**Aim**
Pull out every line below that contains the word "traits".

**Material for this task**
__________
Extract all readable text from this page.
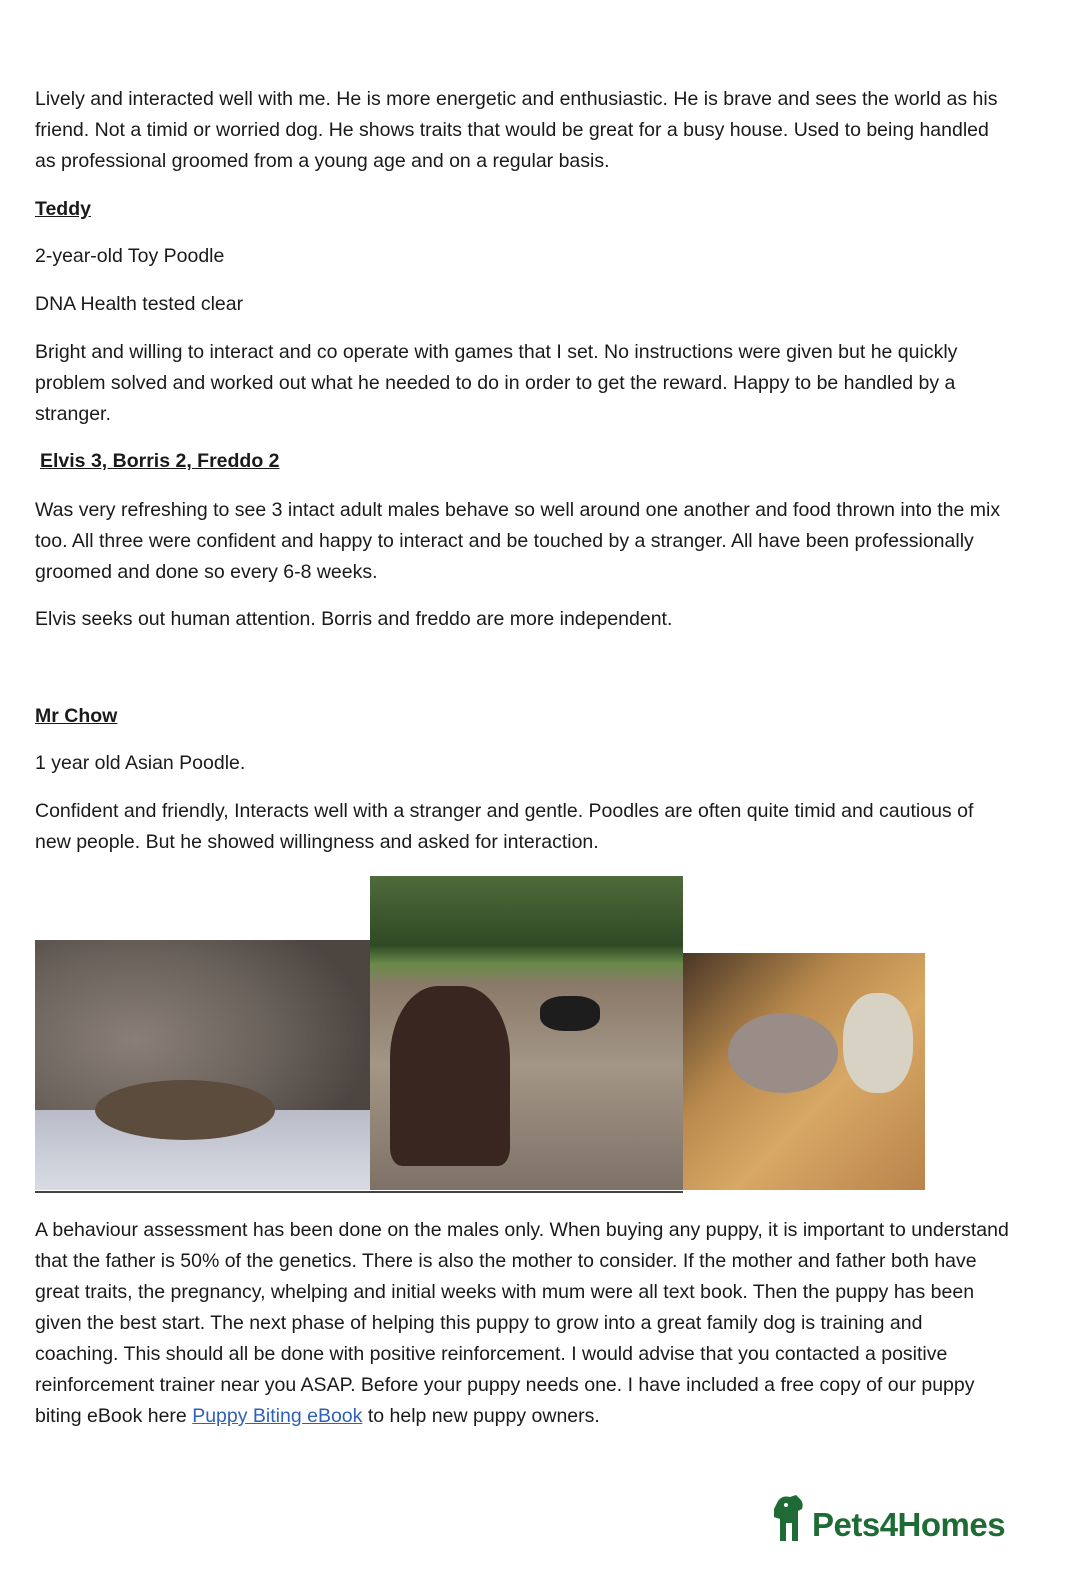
Lively and interacted well with me. He is more energetic and enthusiastic. He is brave and sees the world as his friend. Not a timid or worried dog. He shows traits that would be great for a busy house. Used to being handled as professional groomed from a young age and on a regular basis.

Teddy

2-year-old Toy Poodle

DNA Health tested clear

Bright and willing to interact and co operate with games that I set. No instructions were given but he quickly problem solved and worked out what he needed to do in order to get the reward. Happy to be handled by a stranger.

Elvis 3, Borris 2, Freddo 2

Was very refreshing to see 3 intact adult males behave so well around one another and food thrown into the mix too. All three were confident and happy to interact and be touched by a stranger. All have been professionally groomed and done so every 6-8 weeks.

Elvis seeks out human attention. Borris and freddo are more independent.

Mr Chow

1 year old Asian Poodle.

Confident and friendly, Interacts well with a stranger and gentle. Poodles are often quite timid and cautious of new people. But he showed willingness and asked for interaction.

A behaviour assessment has been done on the males only. When buying any puppy, it is important to understand that the father is 50% of the genetics. There is also the mother to consider. If the mother and father both have great traits, the pregnancy, whelping and initial weeks with mum were all text book. Then the puppy has been given the best start. The next phase of helping this puppy to grow into a great family dog is training and coaching. This should all be done with positive reinforcement. I would advise that you contacted a positive reinforcement trainer near you ASAP. Before your puppy needs one. I have included a free copy of our puppy biting eBook here Puppy Biting eBook to help new puppy owners.

Pets4Homes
__________
**Exercise answer**
Lively and interacted well with me. He is more energetic and enthusiastic. He is brave and sees the world as his friend. Not a timid or worried dog. He shows traits that would be great for a busy house. Used to being handled as professional groomed from a young age and on a regular basis.
A behaviour assessment has been done on the males only. When buying any puppy, it is important to understand that the father is 50% of the genetics. There is also the mother to consider. If the mother and father both have great traits, the pregnancy, whelping and initial weeks with mum were all text book. Then the puppy has been given the best start. The next phase of helping this puppy to grow into a great family dog is training and coaching. This should all be done with positive reinforcement. I would advise that you contacted a positive reinforcement trainer near you ASAP. Before your puppy needs one. I have included a free copy of our puppy biting eBook here Puppy Biting eBook to help new puppy owners.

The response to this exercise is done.